Given passage:
Content starts
The future of Alzheimer’s diagnosis

The rollout of new imaging, CSF/blood-based tests, digital tools, and retinal/eye-tracking biomarkers has the potential to significantly improve diagnosis and patient care over the next decade. These innovations could enable remote assessment of cognitive impairment, assist in the identification and confirmation of biomarkers, and monitor disease progression more effectively.
Content ends
Given entries:
Content starts
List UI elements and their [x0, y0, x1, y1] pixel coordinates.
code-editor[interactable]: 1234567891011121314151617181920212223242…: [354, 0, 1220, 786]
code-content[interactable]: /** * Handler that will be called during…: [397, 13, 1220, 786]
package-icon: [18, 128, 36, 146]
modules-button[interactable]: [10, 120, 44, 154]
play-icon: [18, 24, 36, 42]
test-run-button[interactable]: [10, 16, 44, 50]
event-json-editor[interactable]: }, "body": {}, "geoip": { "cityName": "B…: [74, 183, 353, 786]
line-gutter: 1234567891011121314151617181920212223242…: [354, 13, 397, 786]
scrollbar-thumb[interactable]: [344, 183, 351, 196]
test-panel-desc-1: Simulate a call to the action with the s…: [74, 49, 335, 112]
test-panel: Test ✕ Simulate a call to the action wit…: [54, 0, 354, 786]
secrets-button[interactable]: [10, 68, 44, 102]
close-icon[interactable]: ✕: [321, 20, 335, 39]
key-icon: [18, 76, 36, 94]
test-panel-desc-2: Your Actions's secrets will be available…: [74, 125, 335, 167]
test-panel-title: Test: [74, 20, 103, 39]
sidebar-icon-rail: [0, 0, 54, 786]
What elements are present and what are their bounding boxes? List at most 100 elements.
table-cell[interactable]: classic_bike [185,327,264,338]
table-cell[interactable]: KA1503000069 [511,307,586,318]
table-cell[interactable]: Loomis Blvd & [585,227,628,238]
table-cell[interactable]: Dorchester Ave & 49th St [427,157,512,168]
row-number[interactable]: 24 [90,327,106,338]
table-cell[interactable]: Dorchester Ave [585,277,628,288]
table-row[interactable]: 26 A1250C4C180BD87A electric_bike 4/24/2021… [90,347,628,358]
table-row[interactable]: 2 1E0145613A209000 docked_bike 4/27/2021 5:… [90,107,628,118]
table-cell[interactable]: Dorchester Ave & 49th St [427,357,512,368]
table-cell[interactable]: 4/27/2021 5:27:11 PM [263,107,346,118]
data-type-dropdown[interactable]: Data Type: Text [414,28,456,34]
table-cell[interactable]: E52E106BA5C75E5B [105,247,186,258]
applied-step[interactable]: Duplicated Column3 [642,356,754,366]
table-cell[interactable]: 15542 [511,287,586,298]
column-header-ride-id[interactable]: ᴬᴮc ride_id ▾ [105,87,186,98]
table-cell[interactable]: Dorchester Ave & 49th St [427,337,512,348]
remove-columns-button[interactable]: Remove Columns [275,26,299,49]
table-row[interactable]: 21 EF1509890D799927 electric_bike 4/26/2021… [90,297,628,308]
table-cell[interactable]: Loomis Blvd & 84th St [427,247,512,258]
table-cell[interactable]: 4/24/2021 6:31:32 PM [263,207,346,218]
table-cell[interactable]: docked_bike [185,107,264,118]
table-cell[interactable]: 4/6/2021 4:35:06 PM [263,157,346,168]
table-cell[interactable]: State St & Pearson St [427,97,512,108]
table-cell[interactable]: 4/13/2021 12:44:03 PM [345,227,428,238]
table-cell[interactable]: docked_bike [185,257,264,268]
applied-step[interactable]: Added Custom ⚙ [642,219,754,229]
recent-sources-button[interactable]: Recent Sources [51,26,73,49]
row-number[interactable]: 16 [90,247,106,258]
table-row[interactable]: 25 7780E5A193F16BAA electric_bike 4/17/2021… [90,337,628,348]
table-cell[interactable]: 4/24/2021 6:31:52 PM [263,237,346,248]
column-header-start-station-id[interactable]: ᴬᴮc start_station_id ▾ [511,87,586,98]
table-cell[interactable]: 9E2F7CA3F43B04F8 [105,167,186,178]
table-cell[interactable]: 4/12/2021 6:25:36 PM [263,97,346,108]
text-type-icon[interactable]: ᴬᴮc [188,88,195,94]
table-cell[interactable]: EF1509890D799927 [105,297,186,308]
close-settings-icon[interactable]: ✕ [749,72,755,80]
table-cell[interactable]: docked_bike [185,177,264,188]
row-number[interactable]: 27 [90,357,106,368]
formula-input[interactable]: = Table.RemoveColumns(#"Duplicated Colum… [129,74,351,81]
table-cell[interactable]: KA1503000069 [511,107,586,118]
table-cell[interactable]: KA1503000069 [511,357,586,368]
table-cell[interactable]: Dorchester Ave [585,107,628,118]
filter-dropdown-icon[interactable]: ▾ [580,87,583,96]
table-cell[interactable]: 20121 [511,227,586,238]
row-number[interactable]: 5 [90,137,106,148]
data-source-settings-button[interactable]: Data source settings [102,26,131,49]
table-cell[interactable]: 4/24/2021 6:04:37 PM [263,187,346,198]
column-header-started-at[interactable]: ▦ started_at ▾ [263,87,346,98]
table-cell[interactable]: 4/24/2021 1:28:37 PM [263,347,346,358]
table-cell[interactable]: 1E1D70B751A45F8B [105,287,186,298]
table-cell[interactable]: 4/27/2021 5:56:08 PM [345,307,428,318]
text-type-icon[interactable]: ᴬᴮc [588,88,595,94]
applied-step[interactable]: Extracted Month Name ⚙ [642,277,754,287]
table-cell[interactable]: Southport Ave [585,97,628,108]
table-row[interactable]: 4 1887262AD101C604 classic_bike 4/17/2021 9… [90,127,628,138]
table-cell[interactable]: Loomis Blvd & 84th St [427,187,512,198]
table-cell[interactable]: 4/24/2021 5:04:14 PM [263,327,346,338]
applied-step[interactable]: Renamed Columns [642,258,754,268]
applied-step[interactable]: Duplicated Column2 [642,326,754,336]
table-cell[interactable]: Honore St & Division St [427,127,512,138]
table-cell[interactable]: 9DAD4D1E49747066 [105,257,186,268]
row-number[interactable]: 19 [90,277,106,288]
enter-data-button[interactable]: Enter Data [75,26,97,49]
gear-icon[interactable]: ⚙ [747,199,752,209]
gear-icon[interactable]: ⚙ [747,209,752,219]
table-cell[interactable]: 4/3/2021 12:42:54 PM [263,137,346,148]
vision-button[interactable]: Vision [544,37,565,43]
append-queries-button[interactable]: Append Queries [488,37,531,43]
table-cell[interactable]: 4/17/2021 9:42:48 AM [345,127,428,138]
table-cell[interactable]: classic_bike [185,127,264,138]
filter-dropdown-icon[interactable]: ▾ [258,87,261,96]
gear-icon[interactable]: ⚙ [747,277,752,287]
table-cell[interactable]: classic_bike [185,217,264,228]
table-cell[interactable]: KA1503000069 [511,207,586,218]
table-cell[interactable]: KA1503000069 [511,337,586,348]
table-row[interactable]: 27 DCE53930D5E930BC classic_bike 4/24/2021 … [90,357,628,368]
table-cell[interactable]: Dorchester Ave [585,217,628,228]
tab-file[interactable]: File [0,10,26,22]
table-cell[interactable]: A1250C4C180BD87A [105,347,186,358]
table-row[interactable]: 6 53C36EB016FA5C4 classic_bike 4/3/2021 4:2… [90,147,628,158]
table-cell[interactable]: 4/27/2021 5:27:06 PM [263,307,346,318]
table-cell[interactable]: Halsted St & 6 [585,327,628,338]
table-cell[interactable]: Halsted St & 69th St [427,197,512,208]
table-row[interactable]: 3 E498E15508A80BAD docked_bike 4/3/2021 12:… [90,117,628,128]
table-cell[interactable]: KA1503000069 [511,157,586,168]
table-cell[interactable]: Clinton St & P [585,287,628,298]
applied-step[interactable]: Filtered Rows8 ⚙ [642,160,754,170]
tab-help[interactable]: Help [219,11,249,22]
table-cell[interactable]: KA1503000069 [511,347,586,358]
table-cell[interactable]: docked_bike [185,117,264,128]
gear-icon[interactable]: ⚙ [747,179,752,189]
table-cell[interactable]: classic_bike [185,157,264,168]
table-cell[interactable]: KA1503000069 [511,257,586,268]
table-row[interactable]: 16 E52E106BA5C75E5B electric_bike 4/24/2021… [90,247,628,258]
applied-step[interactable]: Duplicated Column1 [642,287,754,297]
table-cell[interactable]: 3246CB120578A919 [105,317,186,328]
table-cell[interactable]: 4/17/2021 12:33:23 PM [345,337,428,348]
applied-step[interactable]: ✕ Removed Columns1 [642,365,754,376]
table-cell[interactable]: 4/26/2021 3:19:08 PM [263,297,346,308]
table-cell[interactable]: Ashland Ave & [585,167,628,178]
Content ends
Task set:
1 > In the Alzheimer's diagnosis text, substitute "markers" for "biomarkers". Begin at the words "The future of" and stop after "progression more effectively.".
2 > According to the Alzheimer's diagnosis text, why could the new tests and tools improve diagnosis and patient care? Answer in one to three sentences.
The rows come from a different source than the text about Alzheimer's diagnosis.

Task answers:
1 >
The future of Alzheimer’s diagnosis

The rollout of new imaging, CSF/blood-based tests, digital tools, and retinal/eye-tracking markers has the potential to significantly improve diagnosis and patient care over the next decade. These innovations could enable remote assessment of cognitive impairment, assist in the identification and confirmation of markers, and monitor disease progression more effectively.

2 > These innovations could make it possible to assess cognitive impairment remotely. They could also help identify and confirm biomarkers and monitor disease progression more effectively.